*Task directions*
Locate each line holding the string "Multiplayer" and copy it.
※ ※ ※
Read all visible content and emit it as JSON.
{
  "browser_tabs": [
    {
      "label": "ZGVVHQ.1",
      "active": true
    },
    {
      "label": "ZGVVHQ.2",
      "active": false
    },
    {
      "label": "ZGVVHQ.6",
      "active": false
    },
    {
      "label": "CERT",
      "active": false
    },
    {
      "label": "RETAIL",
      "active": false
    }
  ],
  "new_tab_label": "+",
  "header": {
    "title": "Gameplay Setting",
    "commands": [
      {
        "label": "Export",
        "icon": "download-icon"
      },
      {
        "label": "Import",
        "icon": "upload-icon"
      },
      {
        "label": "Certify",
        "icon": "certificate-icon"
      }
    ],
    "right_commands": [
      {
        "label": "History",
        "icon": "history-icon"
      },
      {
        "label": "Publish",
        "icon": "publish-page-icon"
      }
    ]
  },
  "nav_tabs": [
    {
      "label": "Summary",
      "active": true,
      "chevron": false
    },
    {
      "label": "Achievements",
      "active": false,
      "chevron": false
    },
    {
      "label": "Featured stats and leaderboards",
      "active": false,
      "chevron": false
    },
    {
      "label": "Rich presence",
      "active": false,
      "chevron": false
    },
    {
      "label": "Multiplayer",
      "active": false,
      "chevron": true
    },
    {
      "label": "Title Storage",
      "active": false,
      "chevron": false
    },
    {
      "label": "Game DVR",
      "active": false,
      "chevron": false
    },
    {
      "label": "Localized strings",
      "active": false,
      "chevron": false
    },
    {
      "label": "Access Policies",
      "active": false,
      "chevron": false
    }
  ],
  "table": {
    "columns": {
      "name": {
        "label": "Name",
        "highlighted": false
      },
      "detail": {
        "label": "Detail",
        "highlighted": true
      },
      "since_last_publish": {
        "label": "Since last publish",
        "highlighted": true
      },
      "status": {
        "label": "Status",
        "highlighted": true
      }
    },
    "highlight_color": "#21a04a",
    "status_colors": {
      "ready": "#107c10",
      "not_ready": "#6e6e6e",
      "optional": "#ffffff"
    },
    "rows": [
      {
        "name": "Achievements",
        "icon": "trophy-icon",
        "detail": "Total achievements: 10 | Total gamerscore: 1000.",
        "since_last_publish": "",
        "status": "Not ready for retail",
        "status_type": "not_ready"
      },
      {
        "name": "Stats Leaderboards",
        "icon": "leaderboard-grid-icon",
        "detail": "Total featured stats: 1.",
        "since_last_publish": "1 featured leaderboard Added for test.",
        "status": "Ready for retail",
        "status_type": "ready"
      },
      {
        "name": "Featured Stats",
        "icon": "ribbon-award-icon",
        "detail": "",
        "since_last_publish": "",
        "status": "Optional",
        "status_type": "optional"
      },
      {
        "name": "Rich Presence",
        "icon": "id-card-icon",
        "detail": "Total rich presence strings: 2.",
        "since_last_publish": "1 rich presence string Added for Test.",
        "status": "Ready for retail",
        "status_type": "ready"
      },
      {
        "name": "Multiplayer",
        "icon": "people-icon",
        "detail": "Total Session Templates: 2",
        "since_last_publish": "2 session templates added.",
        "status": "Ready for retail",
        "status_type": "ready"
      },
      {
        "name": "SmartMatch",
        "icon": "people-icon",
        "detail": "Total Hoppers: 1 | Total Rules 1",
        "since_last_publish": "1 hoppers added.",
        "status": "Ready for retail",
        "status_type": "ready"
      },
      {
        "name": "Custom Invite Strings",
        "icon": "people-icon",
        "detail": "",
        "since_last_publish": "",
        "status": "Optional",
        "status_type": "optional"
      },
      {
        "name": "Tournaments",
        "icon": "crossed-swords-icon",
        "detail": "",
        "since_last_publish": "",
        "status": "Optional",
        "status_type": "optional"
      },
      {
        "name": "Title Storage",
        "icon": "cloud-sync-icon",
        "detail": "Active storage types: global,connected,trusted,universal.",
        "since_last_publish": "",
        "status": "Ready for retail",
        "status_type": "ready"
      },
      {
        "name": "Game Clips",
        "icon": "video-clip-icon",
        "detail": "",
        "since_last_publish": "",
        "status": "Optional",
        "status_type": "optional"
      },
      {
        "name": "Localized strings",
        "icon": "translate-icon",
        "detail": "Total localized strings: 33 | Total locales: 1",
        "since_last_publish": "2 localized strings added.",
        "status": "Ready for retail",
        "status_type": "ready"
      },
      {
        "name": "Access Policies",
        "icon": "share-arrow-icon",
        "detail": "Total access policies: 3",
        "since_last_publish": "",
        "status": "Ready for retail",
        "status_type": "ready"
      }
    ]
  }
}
※ ※ ※
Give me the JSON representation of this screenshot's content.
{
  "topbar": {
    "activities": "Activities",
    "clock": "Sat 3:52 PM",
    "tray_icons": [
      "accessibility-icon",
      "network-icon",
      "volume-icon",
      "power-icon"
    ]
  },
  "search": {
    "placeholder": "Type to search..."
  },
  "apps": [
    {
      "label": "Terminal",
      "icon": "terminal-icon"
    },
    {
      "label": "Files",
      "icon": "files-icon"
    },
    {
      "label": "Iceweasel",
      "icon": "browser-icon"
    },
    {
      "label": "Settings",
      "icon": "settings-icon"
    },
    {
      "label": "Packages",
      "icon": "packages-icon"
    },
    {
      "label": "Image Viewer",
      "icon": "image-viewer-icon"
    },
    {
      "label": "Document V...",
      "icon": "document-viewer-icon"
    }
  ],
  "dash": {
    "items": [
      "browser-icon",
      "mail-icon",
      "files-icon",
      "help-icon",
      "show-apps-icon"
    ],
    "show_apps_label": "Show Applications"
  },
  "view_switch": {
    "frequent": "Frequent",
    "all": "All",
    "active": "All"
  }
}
※ ※ ※
*Correct output*
      "label": "Multiplayer",
        "name": "Multiplayer",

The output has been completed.